* Data to use:
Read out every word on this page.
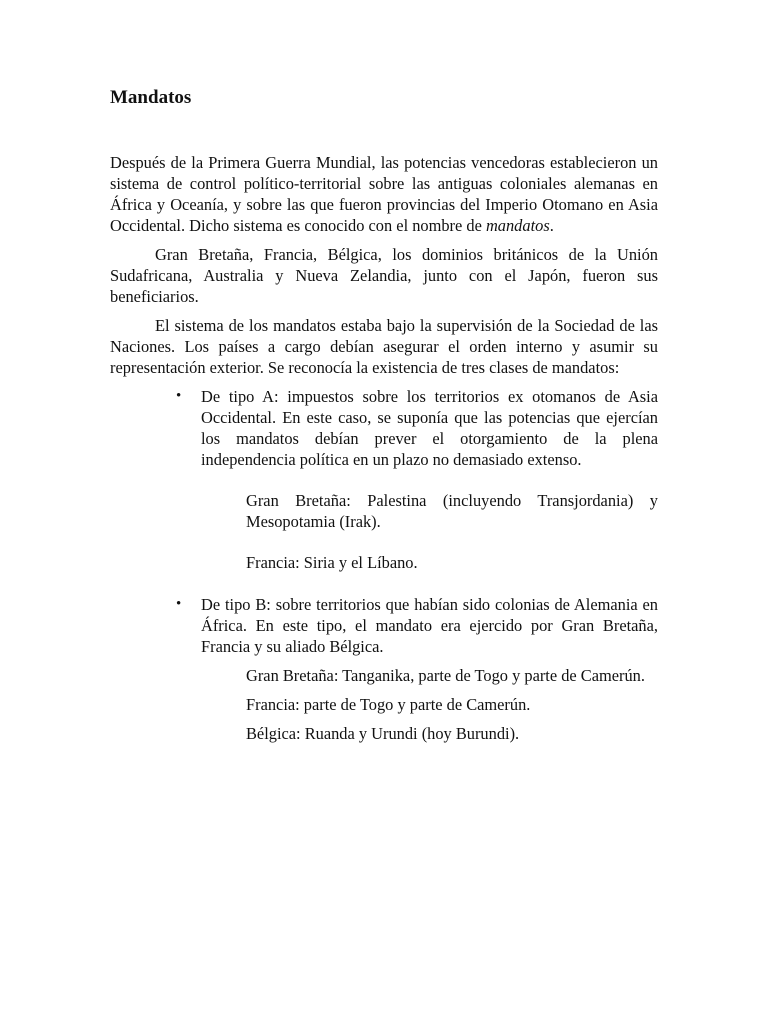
Mandatos

Después de la Primera Guerra Mundial, las potencias vencedoras establecieron un sistema de control político-territorial sobre las antiguas coloniales alemanas en África y Oceanía, y sobre las que fueron provincias del Imperio Otomano en Asia Occidental. Dicho sistema es conocido con el nombre de mandatos.

Gran Bretaña, Francia, Bélgica, los dominios británicos de la Unión Sudafricana, Australia y Nueva Zelandia, junto con el Japón, fueron sus beneficiarios.

El sistema de los mandatos estaba bajo la supervisión de la Sociedad de las Naciones. Los países a cargo debían asegurar el orden interno y asumir su representación exterior. Se reconocía la existencia de tres clases de mandatos:

• De tipo A: impuestos sobre los territorios ex otomanos de Asia Occidental. En este caso, se suponía que las potencias que ejercían los mandatos debían prever el otorgamiento de la plena independencia política en un plazo no demasiado extenso.
Gran Bretaña: Palestina (incluyendo Transjordania) y Mesopotamia (Irak).
Francia: Siria y el Líbano.
• De tipo B: sobre territorios que habían sido colonias de Alemania en África. En este tipo, el mandato era ejercido por Gran Bretaña, Francia y su aliado Bélgica.
Gran Bretaña: Tanganika, parte de Togo y parte de Camerún.
Francia: parte de Togo y parte de Camerún.
Bélgica: Ruanda y Urundi (hoy Burundi).
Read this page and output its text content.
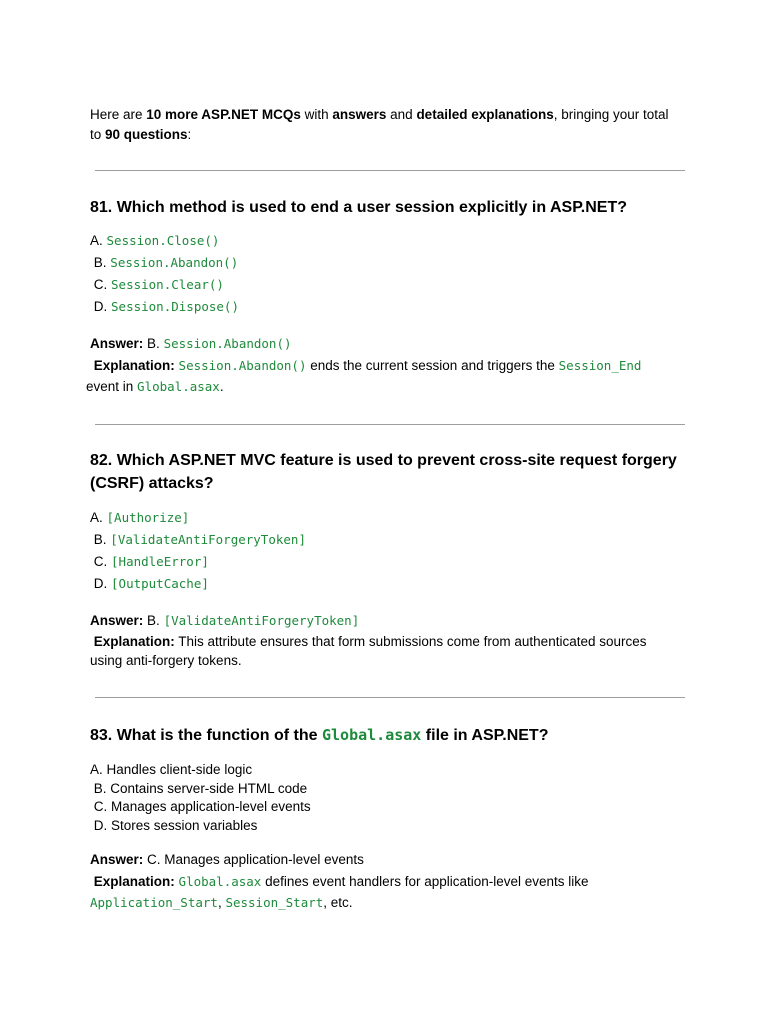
Here are 10 more ASP.NET MCQs with answers and detailed explanations, bringing your total to 90 questions:

81. Which method is used to end a user session explicitly in ASP.NET?

A. Session.Close()

B. Session.Abandon()

C. Session.Clear()

D. Session.Dispose()

Answer: B. Session.Abandon()

Explanation: Session.Abandon() ends the current session and triggers the Session_End
event in Global.asax.

82. Which ASP.NET MVC feature is used to prevent cross-site request forgery (CSRF) attacks?

A. [Authorize]

B. [ValidateAntiForgeryToken]

C. [HandleError]

D. [OutputCache]

Answer: B. [ValidateAntiForgeryToken]

Explanation: This attribute ensures that form submissions come from authenticated sources using anti-forgery tokens.

83. What is the function of the Global.asax file in ASP.NET?

A. Handles client-side logic

B. Contains server-side HTML code

C. Manages application-level events

D. Stores session variables

Answer: C. Manages application-level events

Explanation: Global.asax defines event handlers for application-level events like
Application_Start, Session_Start, etc.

* Task details: Leave out all pictures, then copy the remaining material exactly.

* Written reply:
Read out every word on this page.
Mandatos

Después de la Primera Guerra Mundial, las potencias vencedoras establecieron un sistema de control político-territorial sobre las antiguas coloniales alemanas en África y Oceanía, y sobre las que fueron provincias del Imperio Otomano en Asia Occidental. Dicho sistema es conocido con el nombre de mandatos.

Gran Bretaña, Francia, Bélgica, los dominios británicos de la Unión Sudafricana, Australia y Nueva Zelandia, junto con el Japón, fueron sus beneficiarios.

El sistema de los mandatos estaba bajo la supervisión de la Sociedad de las Naciones. Los países a cargo debían asegurar el orden interno y asumir su representación exterior. Se reconocía la existencia de tres clases de mandatos:

• De tipo A: impuestos sobre los territorios ex otomanos de Asia Occidental. En este caso, se suponía que las potencias que ejercían los mandatos debían prever el otorgamiento de la plena independencia política en un plazo no demasiado extenso.
Gran Bretaña: Palestina (incluyendo Transjordania) y Mesopotamia (Irak).
Francia: Siria y el Líbano.
• De tipo B: sobre territorios que habían sido colonias de Alemania en África. En este tipo, el mandato era ejercido por Gran Bretaña, Francia y su aliado Bélgica.
Gran Bretaña: Tanganika, parte de Togo y parte de Camerún.
Francia: parte de Togo y parte de Camerún.
Bélgica: Ruanda y Urundi (hoy Burundi).
Read this page and output its text content.
Here are 10 more ASP.NET MCQs with answers and detailed explanations, bringing your total to 90 questions:

81. Which method is used to end a user session explicitly in ASP.NET?

A. Session.Close()

B. Session.Abandon()

C. Session.Clear()

D. Session.Dispose()

Answer: B. Session.Abandon()

Explanation: Session.Abandon() ends the current session and triggers the Session_End
event in Global.asax.

82. Which ASP.NET MVC feature is used to prevent cross-site request forgery (CSRF) attacks?

A. [Authorize]

B. [ValidateAntiForgeryToken]

C. [HandleError]

D. [OutputCache]

Answer: B. [ValidateAntiForgeryToken]

Explanation: This attribute ensures that form submissions come from authenticated sources using anti-forgery tokens.

83. What is the function of the Global.asax file in ASP.NET?

A. Handles client-side logic

B. Contains server-side HTML code

C. Manages application-level events

D. Stores session variables

Answer: C. Manages application-level events

Explanation: Global.asax defines event handlers for application-level events like
Application_Start, Session_Start, etc.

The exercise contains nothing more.